• [提供本文]
反応管に触媒を充填する際には、触媒を反応管ごと、または充填回ごとに管理目標量を計り取り、計量した触媒を上部開口部から反応管に充填する。
ここで、管理目標量は体積でも質量でもよいが、精度が高くなるという点で、質量で計量することが好ましい。管理目標量が体積の場合、その量は反応管の容積から、一方質量の場合は反応管の容積と、別途予備的に測定される触媒充填密度とから容易に算出される。また、触媒を計量する際には、反応管に充填する触媒量と、それら管理目標量との差は、触媒量の平均値の±10%以内、好ましくは±5%以内とする。反応管に充填する触媒量と管理目標量との差が、この範囲でない場合は、反応管の触媒負荷が不均一となる場合がある。
また、計量した触媒を反応管に全て充填し終わる前に、反応管が満たされる場合には、反応管内での触媒のブリッジ等による充填ミスが考えられるので、その反応管については触媒の再充填を行う必要がある。
また、触媒を充填する際には、反応管の充填長と充填長の平均値との差が一定の範囲内になるようにする。すなわち、充填長の平均値に対する反応管の充填長と、充填長の平均値との差の割合(管理巾)が±20%以内、好ましくは±15%以内、さらに好ましくは±10%以内、特に好ましくは±5%以内となるようにする。このようにすれば、触媒のブリッジや破砕による触媒充填ミスを容易に発見でき、特に反応管を複数配置する場合、全ての反応管の触媒充填密度を均一にできる。なお、充填長が管理巾から外れた場合は、各反応管間での反応が不均一になり、反応率および収率が低下するので、管理巾の範囲となるまで、その反応管の触媒充填をやり直す。
なお、触媒の充填長は、図1に示す上部の管理面17からの反応管12の無充填空間の深さを充填前後に測定し、その差として求めることができる。無充填空間の深さは、例えば針金等を差し込み、その針金の長さを測定して求めることができる。

• [提供情報]
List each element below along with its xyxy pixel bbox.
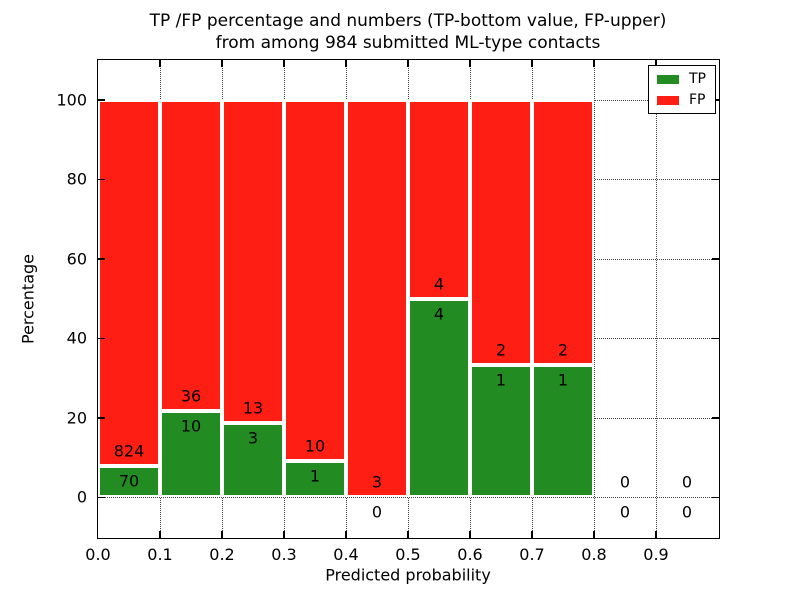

• [課題]
1: 本文のうち、「反応管に触媒を充填する際には」から「荷が不均一となる場合がある。」までを（両端を含めて）原文のとおり書き写してください。
2: 本文について、次の問いに答えてください。
(a) 管理目標量を計量する単位として、体積と質量のどちらが好ましいとされているか。
(b) 充填長の管理巾について、特に好ましいとされる範囲はいくらか。
(c) 無充填空間の深さを測る方法の例として、何を差し込むとされているか。

• [課題ごとの解答]
1:
反応管に触媒を充填する際には、触媒を反応管ごと、または充填回ごとに管理目標量を計り取り、計量した触媒を上部開口部から反応管に充填する。
ここで、管理目標量は体積でも質量でもよいが、精度が高くなるという点で、質量で計量することが好ましい。管理目標量が体積の場合、その量は反応管の容積から、一方質量の場合は反応管の容積と、別途予備的に測定される触媒充填密度とから容易に算出される。また、触媒を計量する際には、反応管に充填する触媒量と、それら管理目標量との差は、触媒量の平均値の±10%以内、好ましくは±5%以内とする。反応管に充填する触媒量と管理目標量との差が、この範囲でない場合は、反応管の触媒負荷が不均一となる場合がある。

2:
(a) 質量
(b) ±5%以内
(c) 針金等